SELECTION:
A recent High Court cost ruling by Master Whalan in the case of PLK & Ors [2020] EWHC B28 (Costs)  is likely to lead to an increase in damages in catastrophic injury cases where there is a lack of financial capacity.

An application was made by four different firms who specialised in Court of Protection work who argued that the 2010 SCCO guideline hourly rates did not recognise the specialism of their work or high overheads and did not reflect inflation in the past 10 years. They sought costs in various matters where they were acting on behalf of protected parties in which the hourly rates claimed were significantly in excess of the SCCO guideline rates (GHR).

Master Whalan stated that he was not able to change the SCCO rates because this was a role which was the exclusive preserve of the Civil Justice Council and rejected the argument that cost burdens were higher in such work but accepted that the rate should be subject to some form of periodic upwards review. He said “I am satisfied that in 2020 the GHR cannot be applied reasonably or equitably without some form of monetary uplift that recognises the erosive effect of inflation and, no doubt, other commercial pressures since the last formal review in 2010.

TASKS AND EXERCISES:
- a) Please answer these questions from the article on the PLK costs ruling:
(i) How many firms made the application?
(ii) According to Master Whalan, which body alone has the role of changing the SCCO rates?
(iii) In what year did the last formal review of the guideline hourly rates take place?
- b) Carry on the article about the PLK costs ruling from its final sentence.

DATASET ENTRIES:

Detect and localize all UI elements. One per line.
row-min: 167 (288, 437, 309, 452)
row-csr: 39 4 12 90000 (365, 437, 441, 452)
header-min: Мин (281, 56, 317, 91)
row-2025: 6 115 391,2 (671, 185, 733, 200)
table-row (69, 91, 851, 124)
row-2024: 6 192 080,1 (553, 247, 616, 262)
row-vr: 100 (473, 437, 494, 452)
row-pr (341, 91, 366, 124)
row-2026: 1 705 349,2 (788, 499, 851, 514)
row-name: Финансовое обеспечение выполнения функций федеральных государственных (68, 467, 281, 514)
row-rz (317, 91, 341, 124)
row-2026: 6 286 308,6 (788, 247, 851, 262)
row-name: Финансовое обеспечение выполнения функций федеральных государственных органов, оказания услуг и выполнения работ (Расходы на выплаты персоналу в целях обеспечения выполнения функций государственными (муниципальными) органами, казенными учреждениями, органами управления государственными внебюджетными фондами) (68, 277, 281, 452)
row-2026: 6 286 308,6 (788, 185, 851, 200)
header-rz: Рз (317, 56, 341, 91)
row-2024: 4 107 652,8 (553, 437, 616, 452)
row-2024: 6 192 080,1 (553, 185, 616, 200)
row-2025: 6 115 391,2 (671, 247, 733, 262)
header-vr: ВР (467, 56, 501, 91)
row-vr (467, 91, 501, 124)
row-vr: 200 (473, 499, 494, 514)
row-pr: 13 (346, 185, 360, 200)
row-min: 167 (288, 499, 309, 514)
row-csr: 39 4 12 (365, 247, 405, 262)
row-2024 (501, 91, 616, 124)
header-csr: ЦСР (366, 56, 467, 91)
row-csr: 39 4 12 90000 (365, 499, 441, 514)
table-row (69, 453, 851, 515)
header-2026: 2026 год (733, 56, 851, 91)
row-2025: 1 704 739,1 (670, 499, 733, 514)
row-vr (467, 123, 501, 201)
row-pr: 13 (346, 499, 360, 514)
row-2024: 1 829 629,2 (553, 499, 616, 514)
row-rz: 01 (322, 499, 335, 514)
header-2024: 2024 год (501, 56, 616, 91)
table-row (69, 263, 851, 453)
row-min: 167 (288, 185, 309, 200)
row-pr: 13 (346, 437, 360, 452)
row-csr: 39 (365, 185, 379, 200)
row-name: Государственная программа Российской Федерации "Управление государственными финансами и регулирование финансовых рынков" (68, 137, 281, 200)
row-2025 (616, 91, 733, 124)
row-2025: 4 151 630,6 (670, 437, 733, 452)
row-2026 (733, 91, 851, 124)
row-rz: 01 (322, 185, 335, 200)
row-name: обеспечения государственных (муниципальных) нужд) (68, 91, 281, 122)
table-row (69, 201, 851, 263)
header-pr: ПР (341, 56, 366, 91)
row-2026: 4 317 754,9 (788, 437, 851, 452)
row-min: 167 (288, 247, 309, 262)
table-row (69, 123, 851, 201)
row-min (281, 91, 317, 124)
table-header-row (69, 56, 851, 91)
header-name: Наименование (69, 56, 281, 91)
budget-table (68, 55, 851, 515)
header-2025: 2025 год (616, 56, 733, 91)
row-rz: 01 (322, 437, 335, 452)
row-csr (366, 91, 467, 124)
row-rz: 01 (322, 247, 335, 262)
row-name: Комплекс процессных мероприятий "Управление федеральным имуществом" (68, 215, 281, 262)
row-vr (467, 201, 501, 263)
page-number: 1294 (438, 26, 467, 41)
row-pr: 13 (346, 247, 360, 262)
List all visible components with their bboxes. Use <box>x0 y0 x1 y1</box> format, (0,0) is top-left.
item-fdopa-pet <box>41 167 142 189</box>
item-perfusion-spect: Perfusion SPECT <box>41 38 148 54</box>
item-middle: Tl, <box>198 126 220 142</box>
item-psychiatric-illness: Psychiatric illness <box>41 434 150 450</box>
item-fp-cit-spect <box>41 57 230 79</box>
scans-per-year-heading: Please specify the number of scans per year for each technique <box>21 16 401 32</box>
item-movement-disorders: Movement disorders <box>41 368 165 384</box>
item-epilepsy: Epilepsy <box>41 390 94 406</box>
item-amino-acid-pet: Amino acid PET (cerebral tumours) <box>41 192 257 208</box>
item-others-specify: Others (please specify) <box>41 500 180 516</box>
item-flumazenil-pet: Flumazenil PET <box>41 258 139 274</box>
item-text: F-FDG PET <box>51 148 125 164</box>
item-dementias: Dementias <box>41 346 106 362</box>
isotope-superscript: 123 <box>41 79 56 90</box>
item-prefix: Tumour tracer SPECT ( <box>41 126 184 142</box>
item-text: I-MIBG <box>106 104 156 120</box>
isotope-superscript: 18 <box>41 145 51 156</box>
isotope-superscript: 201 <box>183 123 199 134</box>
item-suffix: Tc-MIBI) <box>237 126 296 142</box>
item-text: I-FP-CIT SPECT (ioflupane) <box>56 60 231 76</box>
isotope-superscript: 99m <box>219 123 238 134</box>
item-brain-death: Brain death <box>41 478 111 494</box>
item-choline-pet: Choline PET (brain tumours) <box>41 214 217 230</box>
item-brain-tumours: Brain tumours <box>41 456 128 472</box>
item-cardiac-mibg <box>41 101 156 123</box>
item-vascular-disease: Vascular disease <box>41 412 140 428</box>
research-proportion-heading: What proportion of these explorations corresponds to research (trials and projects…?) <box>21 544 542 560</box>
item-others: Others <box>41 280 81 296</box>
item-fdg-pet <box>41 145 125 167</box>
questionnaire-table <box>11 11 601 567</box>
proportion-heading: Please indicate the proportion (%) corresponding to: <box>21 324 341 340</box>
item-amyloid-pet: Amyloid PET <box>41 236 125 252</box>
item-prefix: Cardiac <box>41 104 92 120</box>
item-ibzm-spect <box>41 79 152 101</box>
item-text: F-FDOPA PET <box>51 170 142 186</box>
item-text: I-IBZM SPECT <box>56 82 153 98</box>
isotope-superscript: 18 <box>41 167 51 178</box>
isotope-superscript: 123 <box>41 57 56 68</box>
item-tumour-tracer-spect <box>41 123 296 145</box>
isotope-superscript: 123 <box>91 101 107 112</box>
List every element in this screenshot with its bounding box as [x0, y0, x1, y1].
* * *
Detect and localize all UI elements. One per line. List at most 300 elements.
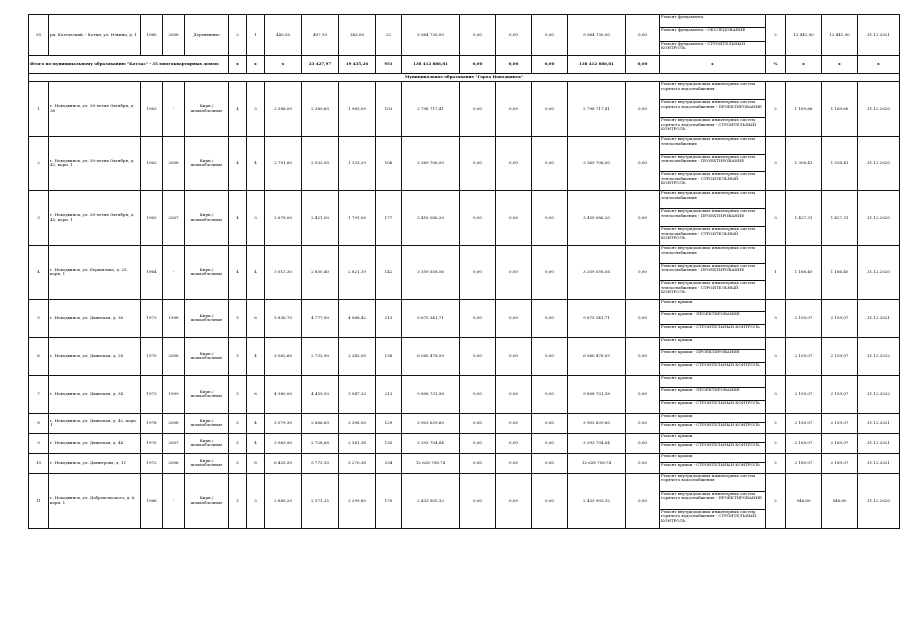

TASK RESPONSES:
- a)
(i) Four.
(ii) The Civil Justice Council.
(iii) 2010.

- b)
He added that cost officers who handled Court of Protection bills should exercise “pragmatic flexibility” when applying the 2010 SCCO rates to the hourly rates claimed and recommended that “If the hourly rates claimed fall within approximately 120% of the 2010 GHR, then they should be regarded as being prima facie reasonable”. 

The Master then produced a table for future guidance which essentially applied a 20% uplift on 2010 SCCO figures set out below: 

 

Guideline Hourly Rates (includes 20% uplift)

Bands

A

B

C

D

London 1

£490

£355

£271

£165

London 2

£380

£290

£235

£151

London 3

£275-320

£206-275

£198

£145

National 1

£260

£230

£193

£142

National 2

£241

£212

£175

£133

In exchanges with counsel there was discussion that this area of work may sometimes be “stressful and relentless” but that many aspects of the day-to-day general management of a protected party’s interests are “routine. Master Whalan said that this was relevant to the determination of the appropriate status or grade of fee earner for the work in question, rather than the calculation of hourly rates generally.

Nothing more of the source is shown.